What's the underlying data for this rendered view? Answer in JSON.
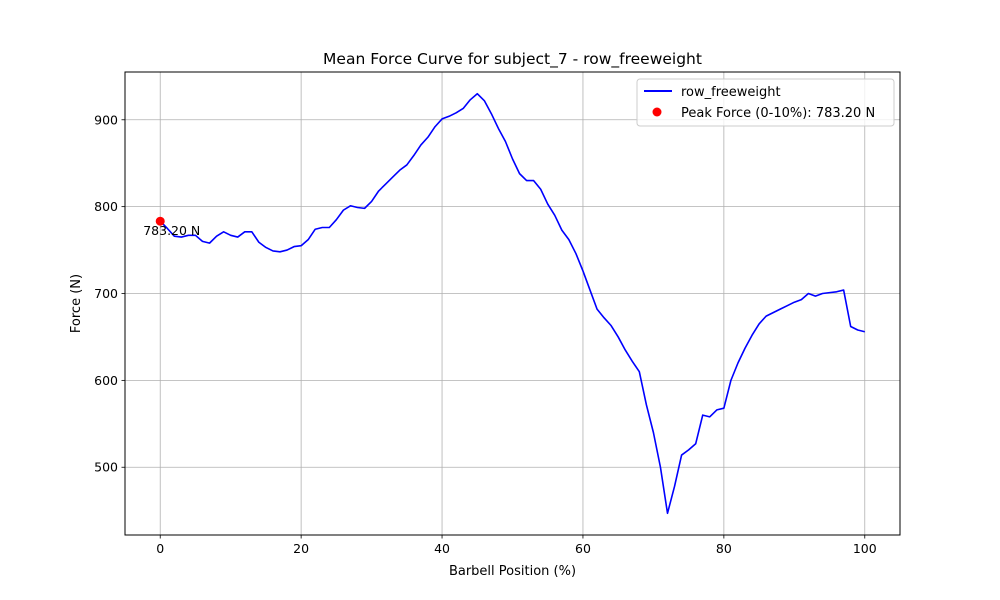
{
  "chart_data": {
    "type": "line",
    "title": "Mean Force Curve for subject_7 - row_freeweight",
    "xlabel": "Barbell Position (%)",
    "ylabel": "Force (N)",
    "xlim": [
      -5,
      105
    ],
    "ylim": [
      422,
      955
    ],
    "xticks": [
      0,
      20,
      40,
      60,
      80,
      100
    ],
    "yticks": [
      500,
      600,
      700,
      800,
      900
    ],
    "grid": true,
    "legend_position": "top-right",
    "series": [
      {
        "name": "row_freeweight",
        "color": "#0000ff",
        "x": [
          0,
          1,
          2,
          3,
          4,
          5,
          6,
          7,
          8,
          9,
          10,
          11,
          12,
          13,
          14,
          15,
          16,
          17,
          18,
          19,
          20,
          21,
          22,
          23,
          24,
          25,
          26,
          27,
          28,
          29,
          30,
          31,
          32,
          33,
          34,
          35,
          36,
          37,
          38,
          39,
          40,
          41,
          42,
          43,
          44,
          45,
          46,
          47,
          48,
          49,
          50,
          51,
          52,
          53,
          54,
          55,
          56,
          57,
          58,
          59,
          60,
          61,
          62,
          63,
          64,
          65,
          66,
          67,
          68,
          69,
          70,
          71,
          72,
          73,
          74,
          75,
          76,
          77,
          78,
          79,
          80,
          81,
          82,
          83,
          84,
          85,
          86,
          87,
          88,
          89,
          90,
          91,
          92,
          93,
          94,
          95,
          96,
          97,
          98,
          99,
          100
        ],
        "y": [
          783.2,
          775,
          766,
          765,
          767,
          767,
          760,
          758,
          766,
          771,
          767,
          765,
          771,
          771,
          759,
          753,
          749,
          748,
          750,
          754,
          755,
          762,
          774,
          776,
          776,
          785,
          796,
          801,
          799,
          798,
          806,
          818,
          826,
          834,
          842,
          848,
          859,
          871,
          880,
          892,
          901,
          904,
          908,
          913,
          923,
          930,
          922,
          907,
          890,
          875,
          855,
          838,
          830,
          830,
          820,
          803,
          790,
          773,
          762,
          746,
          726,
          704,
          682,
          672,
          663,
          650,
          635,
          622,
          610,
          572,
          540,
          500,
          447,
          478,
          514,
          520,
          527,
          560,
          558,
          566,
          568,
          600,
          620,
          637,
          652,
          665,
          674,
          678,
          682,
          686,
          690,
          693,
          700,
          697,
          700,
          701,
          702,
          704,
          662,
          658,
          656
        ]
      }
    ],
    "peak": {
      "label": "Peak Force (0-10%): 783.20 N",
      "x": 0,
      "y": 783.2,
      "annotation": "783.20 N",
      "color": "#ff0000"
    }
  }
}
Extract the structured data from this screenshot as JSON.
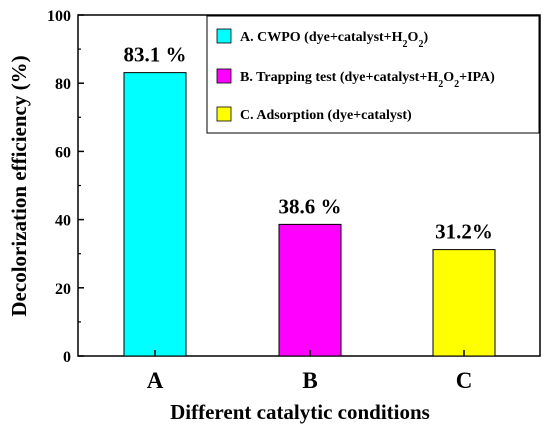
{
  "chart_data": {
    "type": "bar",
    "xlabel": "Different catalytic conditions",
    "ylabel": "Decolorization efficiency (%)",
    "ylim": [
      0,
      100
    ],
    "yticks": [
      0,
      20,
      40,
      60,
      80,
      100
    ],
    "categories": [
      "A",
      "B",
      "C"
    ],
    "values": [
      83.1,
      38.6,
      31.2
    ],
    "data_labels": [
      "83.1 %",
      "38.6 %",
      "31.2%"
    ],
    "colors": [
      "#00ffff",
      "#ff00ff",
      "#ffff00"
    ],
    "grid": false,
    "legend_position": "top-right",
    "legend": [
      {
        "letter": "A.",
        "name": "CWPO (dye+catalyst+H",
        "sub": "2",
        "tail": "O",
        "sub2": "2",
        "end": ")"
      },
      {
        "letter": "B.",
        "name": "Trapping test (dye+catalyst+H",
        "sub": "2",
        "tail": "O",
        "sub2": "2",
        "end": "+IPA)"
      },
      {
        "letter": "C.",
        "name": "Adsorption (dye+catalyst)",
        "sub": "",
        "tail": "",
        "sub2": "",
        "end": ""
      }
    ]
  }
}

**What is needed**.
Filter lines by "name" and return each hit.

**Finished exercise**.
        "name": "row_freeweight",
        "name": "CWPO (dye+catalyst+H",
        "name": "Trapping test (dye+catalyst+H",
        "name": "Adsorption (dye+catalyst)",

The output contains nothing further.